** START OF Extracted information **

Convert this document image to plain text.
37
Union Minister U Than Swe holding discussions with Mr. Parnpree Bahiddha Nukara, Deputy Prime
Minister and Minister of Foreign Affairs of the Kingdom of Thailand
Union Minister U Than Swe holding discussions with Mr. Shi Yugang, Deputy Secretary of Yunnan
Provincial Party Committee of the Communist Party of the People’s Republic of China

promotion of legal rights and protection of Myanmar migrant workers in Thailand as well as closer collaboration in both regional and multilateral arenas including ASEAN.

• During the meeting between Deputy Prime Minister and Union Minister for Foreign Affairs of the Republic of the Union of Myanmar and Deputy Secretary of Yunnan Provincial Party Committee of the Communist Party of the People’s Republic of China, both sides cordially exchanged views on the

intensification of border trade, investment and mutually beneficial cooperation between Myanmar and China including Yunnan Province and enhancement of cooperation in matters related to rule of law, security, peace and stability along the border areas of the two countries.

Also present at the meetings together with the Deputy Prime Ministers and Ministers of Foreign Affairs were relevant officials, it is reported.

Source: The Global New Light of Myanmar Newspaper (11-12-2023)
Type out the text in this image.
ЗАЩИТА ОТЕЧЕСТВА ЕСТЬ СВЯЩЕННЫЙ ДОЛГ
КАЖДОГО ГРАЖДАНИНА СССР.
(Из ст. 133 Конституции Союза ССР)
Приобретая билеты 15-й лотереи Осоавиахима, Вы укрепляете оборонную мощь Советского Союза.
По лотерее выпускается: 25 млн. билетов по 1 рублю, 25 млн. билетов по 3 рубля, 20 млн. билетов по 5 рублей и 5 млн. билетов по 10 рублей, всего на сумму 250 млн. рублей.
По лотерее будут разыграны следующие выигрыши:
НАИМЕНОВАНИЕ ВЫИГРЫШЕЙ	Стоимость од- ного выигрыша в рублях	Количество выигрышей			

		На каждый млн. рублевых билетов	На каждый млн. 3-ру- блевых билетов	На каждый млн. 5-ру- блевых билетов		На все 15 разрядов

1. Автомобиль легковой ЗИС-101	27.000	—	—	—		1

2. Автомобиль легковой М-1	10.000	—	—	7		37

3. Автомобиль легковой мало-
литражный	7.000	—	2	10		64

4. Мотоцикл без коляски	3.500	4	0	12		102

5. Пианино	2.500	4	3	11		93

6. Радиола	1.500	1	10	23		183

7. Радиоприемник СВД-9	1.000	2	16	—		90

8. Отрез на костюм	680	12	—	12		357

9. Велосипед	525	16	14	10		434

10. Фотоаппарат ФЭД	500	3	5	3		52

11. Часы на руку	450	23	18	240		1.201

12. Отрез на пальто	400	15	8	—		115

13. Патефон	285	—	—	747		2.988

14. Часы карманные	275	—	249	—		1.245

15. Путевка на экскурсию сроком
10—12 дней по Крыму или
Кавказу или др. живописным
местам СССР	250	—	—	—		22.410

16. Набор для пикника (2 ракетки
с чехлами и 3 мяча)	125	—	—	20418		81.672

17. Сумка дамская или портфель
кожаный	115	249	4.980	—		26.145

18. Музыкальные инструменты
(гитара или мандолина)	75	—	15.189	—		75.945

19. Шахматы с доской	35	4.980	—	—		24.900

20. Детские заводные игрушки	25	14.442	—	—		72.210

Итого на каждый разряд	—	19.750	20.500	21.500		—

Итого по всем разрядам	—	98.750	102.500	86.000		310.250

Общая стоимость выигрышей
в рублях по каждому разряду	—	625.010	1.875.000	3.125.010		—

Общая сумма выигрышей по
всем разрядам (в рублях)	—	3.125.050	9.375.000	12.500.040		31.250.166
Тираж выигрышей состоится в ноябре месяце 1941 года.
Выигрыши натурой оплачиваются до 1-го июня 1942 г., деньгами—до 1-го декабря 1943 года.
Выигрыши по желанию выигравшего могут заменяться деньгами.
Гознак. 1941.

** END OF Extracted information **

Pick out lines containing the word "Myanmar", each one as written.

◆ Full answer:
promotion of legal rights and protection of Myanmar migrant workers in Thailand as well as closer collaboration in both regional and multilateral arenas including ASEAN.
• During the meeting between Deputy Prime Minister and Union Minister for Foreign Affairs of the Republic of the Union of Myanmar and Deputy Secretary of Yunnan Provincial Party Committee of the Communist Party of the People’s Republic of China, both sides cordially exchanged views on the
intensification of border trade, investment and mutually beneficial cooperation between Myanmar and China including Yunnan Province and enhancement of cooperation in matters related to rule of law, security, peace and stability along the border areas of the two countries.
Source: The Global New Light of Myanmar Newspaper (11-12-2023)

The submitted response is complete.